──────── RECORDS SUPPLIED

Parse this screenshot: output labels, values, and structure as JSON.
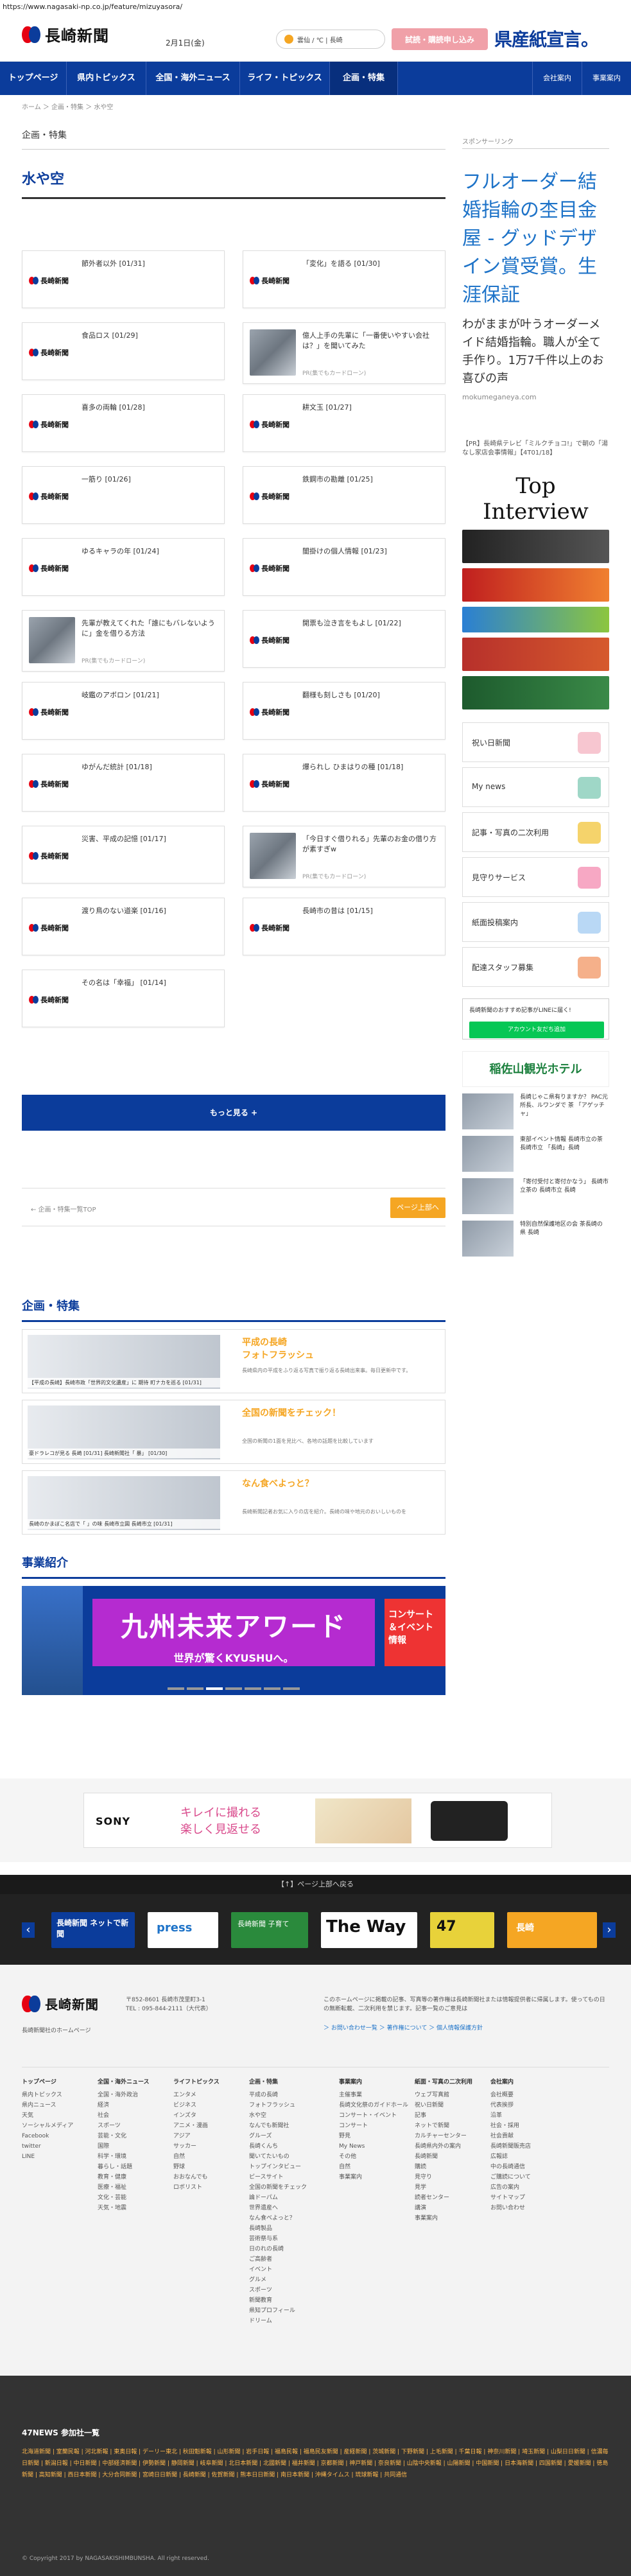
{
  "url": "https://www.nagasaki-np.co.jp/feature/mizuyasora/",
  "header": {
    "logo": "長崎新聞",
    "date": "2月1日(金)",
    "weather": "雲仙 / ℃ | 長崎",
    "trial_button": "試読・購読申し込み",
    "slogan": "県産紙宣言。"
  },
  "nav": {
    "items": [
      "トップページ",
      "県内トピックス",
      "全国・海外ニュース",
      "ライフ・トピックス",
      "企画・特集"
    ],
    "right": [
      "会社案内",
      "事業案内"
    ]
  },
  "breadcrumb": "ホーム ＞ 企画・特集 ＞ 水や空",
  "main": {
    "section_label": "企画・特集",
    "title": "水や空"
  },
  "cards": [
    {
      "title": "節外者以外 [01/31]",
      "type": "logo"
    },
    {
      "title": "「変化」を語る [01/30]",
      "type": "logo"
    },
    {
      "title": "食品ロス [01/29]",
      "type": "logo"
    },
    {
      "title": "億人上手の先輩に「一番使いやすい会社は？」を聞いてみた",
      "type": "photo",
      "pr": "PR(集でもカードローン)"
    },
    {
      "title": "喜多の両輪 [01/28]",
      "type": "logo"
    },
    {
      "title": "耕文玉 [01/27]",
      "type": "logo"
    },
    {
      "title": "一筋り [01/26]",
      "type": "logo"
    },
    {
      "title": "鉄鋼市の勘離 [01/25]",
      "type": "logo"
    },
    {
      "title": "ゆるキャラの年 [01/24]",
      "type": "logo"
    },
    {
      "title": "闇掛けの個人情報 [01/23]",
      "type": "logo"
    },
    {
      "title": "先輩が教えてくれた「誰にもバレないように」金を借りる方法",
      "type": "photo",
      "pr": "PR(集でもカードローン)"
    },
    {
      "title": "開票も泣き言をもよし [01/22]",
      "type": "logo"
    },
    {
      "title": "岐鑑のアボロン [01/21]",
      "type": "logo"
    },
    {
      "title": "翻様も刻しさも [01/20]",
      "type": "logo"
    },
    {
      "title": "ゆがんだ統計 [01/18]",
      "type": "logo"
    },
    {
      "title": "爆られし ひまはりの種 [01/18]",
      "type": "logo"
    },
    {
      "title": "災害、平成の記憶 [01/17]",
      "type": "logo"
    },
    {
      "title": "「今日すぐ借りれる」先輩のお金の借り方が素すぎw",
      "type": "photo",
      "pr": "PR(集でもカードローン)"
    },
    {
      "title": "渡り鳥のない道楽 [01/16]",
      "type": "logo"
    },
    {
      "title": "長崎市の昔は [01/15]",
      "type": "logo"
    },
    {
      "title": "その名は「幸福」 [01/14]",
      "type": "logo"
    }
  ],
  "more_button": "もっと見る +",
  "pager": {
    "left": "← 企画・特集一覧TOP",
    "top": "ページ上部へ"
  },
  "features": {
    "title": "企画・特集",
    "items": [
      {
        "caption": "【平成の長崎】長崎市政「世界的文化遺産」に 期待 町ナカを巡る [01/31]",
        "title": "平成の長崎\nフォトフラッシュ",
        "desc": "長崎県内の平成をふり返る写真で振り返る長崎出来事。毎日更新中です。"
      },
      {
        "caption": "豪ドラレコが見る 長崎 [01/31] 長崎新聞社「 暴」 [01/30]",
        "title": "全国の新聞をチェック！",
        "desc": "全国の新聞の1面を見比べ、各地の話題を比較しています"
      },
      {
        "caption": "長崎のかまぼこ名店で「 」の味 長崎市立図 長崎市立 [01/31]",
        "title": "なん食べよっと？",
        "desc": "長崎新聞記者お気に入りの店を紹介。長崎の味や地元のおいしいものを"
      }
    ]
  },
  "business": {
    "title": "事業紹介",
    "banner_main": "九州未来アワード",
    "banner_sub": "世界が驚くKYUSHUへ。",
    "banner_right": "コンサート＆イベント情報"
  },
  "side": {
    "label": "スポンサーリンク",
    "ad_text": "フルオーダー結婚指輪の杢目金屋 - グッドデザイン賞受賞。生涯保証",
    "ad_sub": "わがままが叶うオーダーメイド結婚指輪。職人が全て手作り。1万7千件以上のお喜びの声",
    "ad_url": "mokumeganeya.com",
    "note": "【PR】長崎県テレビ「ミルクチョコ!」で朝の「湯なし家店会事情報」【4T01/18】",
    "ti": "Top Interview",
    "boxes": [
      "祝い日新聞",
      "My news",
      "記事・写真の二次利用",
      "見守りサービス",
      "紙面投稿案内",
      "配達スタッフ募集"
    ],
    "line_title": "長崎新聞のおすすめ記事がLINEに届く!",
    "line_btn": "アカウント友だち追加",
    "hotel": "稲佐山観光ホテル",
    "news": [
      "長崎じゃこ県有りますか？ PAC元所長、ルワンダで 茶 「アゲッチャ」",
      "東部イベント情報 長崎市立の茶 長崎市立 「長崎」長崎",
      "「寄付受付と寄付かなう」 長崎市立茶の 長崎市立 長崎",
      "特別自然保護地区の会 茶長崎の 県 長崎"
    ]
  },
  "ad_wide": {
    "brand": "SONY",
    "copy": "キレイに撮れる\n楽しく見返せる"
  },
  "stack_text": "【↑】ページ上部へ戻る",
  "strip": [
    "長崎新聞 ネットで新聞",
    "press",
    "長崎新聞 子育て",
    "The Way",
    "47",
    "長崎"
  ],
  "footer": {
    "address": "〒852-8601 長崎市茂里町3-1\nTEL : 095-844-2111（大代表）",
    "about": "長崎新聞社のホームページ",
    "note": "このホームページに掲載の記事、写真等の著作権は長崎新聞社または情報提供者に帰属します。使ってもの日の無断転載、二次利用を禁じます。記事一覧のご意見は",
    "links": "＞ お問い合わせ一覧  ＞ 著作権について  ＞ 個人情報保護方針",
    "cols": [
      {
        "h": "トップページ",
        "items": [
          "県内トピックス",
          "県内ニュース",
          "天気",
          "ソーシャルメディア",
          "Facebook",
          "twitter",
          "LINE"
        ]
      },
      {
        "h": "全国・海外ニュース",
        "items": [
          "全国・海外政治",
          "経済",
          "社会",
          "スポーツ",
          "芸能・文化",
          "国際",
          "科学・環境",
          "暮らし・話題",
          "教育・健康",
          "医療・福祉",
          "文化・芸能",
          "天気・地震"
        ]
      },
      {
        "h": "ライフトピックス",
        "items": [
          "エンタメ",
          "ビジネス",
          "インズタ",
          "アニメ・漫画",
          "アジア",
          "サッカー",
          "自然",
          "野球",
          "おおなんでも",
          "ロボリスト"
        ]
      },
      {
        "h": "企画・特集",
        "items": [
          "平成の長崎",
          "フォトフラッシュ",
          "水や空",
          "なんでも新聞社",
          "グルーズ",
          "長崎くんち",
          "聞いてたいもの",
          "トップインタビュー",
          "ピースサイト",
          "全国の新聞をチェック",
          "論ドーパム",
          "世界遺産へ",
          "なん食べよっと？",
          "長崎製品",
          "芸術祭与系",
          "日のれの長崎",
          "ご高齢者",
          "イベント",
          "グルメ",
          "スポーツ",
          "新聞教育",
          "県知プロフィール",
          "ドリーム"
        ]
      },
      {
        "h": "事業案内",
        "items": [
          "主催事業",
          "長崎文化祭のガイドホール",
          "コンサート・イベント",
          "コンサート",
          "野見",
          "My News",
          "その他",
          "自然",
          "事業案内"
        ]
      },
      {
        "h": "紙面・写真の二次利用",
        "items": [
          "ウェブ写真館",
          "祝い日新聞",
          "記事",
          "ネットで新聞",
          "カルチャーセンター",
          "長崎県内外の案内",
          "長崎新聞",
          "購読",
          "見守り",
          "見学",
          "読者センター",
          "講演",
          "事業案内"
        ]
      },
      {
        "h": "会社案内",
        "items": [
          "会社概要",
          "代表挨拶",
          "沿革",
          "社会・採用",
          "社会貢献",
          "長崎新聞販売店",
          "広報誌",
          "中の長崎通信",
          "ご購読について",
          "広告の案内",
          "サイトマップ",
          "お問い合わせ"
        ]
      }
    ]
  },
  "bottom": {
    "head": "47NEWS 参加社一覧",
    "links": "北海道新聞 | 室蘭民報 | 河北新報 | 東奥日報 | デーリー東北 | 秋田魁新報 | 山形新聞 | 岩手日報 | 福島民報 | 福島民友新聞 | 産経新聞 | 茨城新聞 | 下野新聞 | 上毛新聞 | 千葉日報 | 神奈川新聞 | 埼玉新聞 | 山梨日日新聞 | 信濃毎日新聞 | 新潟日報 | 中日新聞 | 中部経済新聞 | 伊勢新聞 | 静岡新聞 | 岐阜新聞 | 北日本新聞 | 北國新聞 | 福井新聞 | 京都新聞 | 神戸新聞 | 奈良新聞 | 山陰中央新報 | 山陽新聞 | 中国新聞 | 日本海新聞 | 四国新聞 | 愛媛新聞 | 徳島新聞 | 高知新聞 | 西日本新聞 | 大分合同新聞 | 宮崎日日新聞 | 長崎新聞 | 佐賀新聞 | 熊本日日新聞 | 南日本新聞 | 沖縄タイムス | 琉球新報 | 共同通信",
    "copy": "© Copyright 2017 by NAGASAKISHIMBUNSHA. All right reserved."
  }
}
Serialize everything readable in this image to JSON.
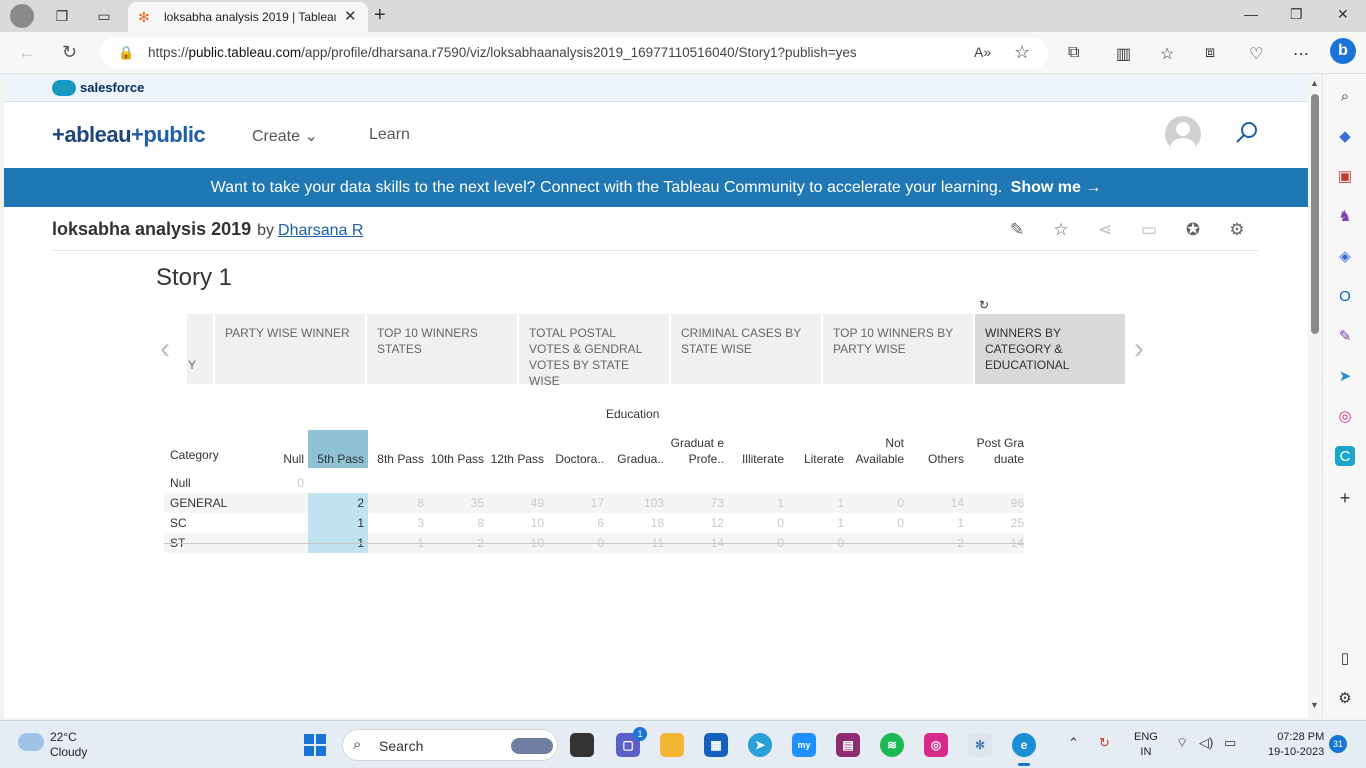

────────────────

## BRIEF
Find how many of the lines above have the word "copy" in them. State only that number.

## PROBLEM SOLUTION
2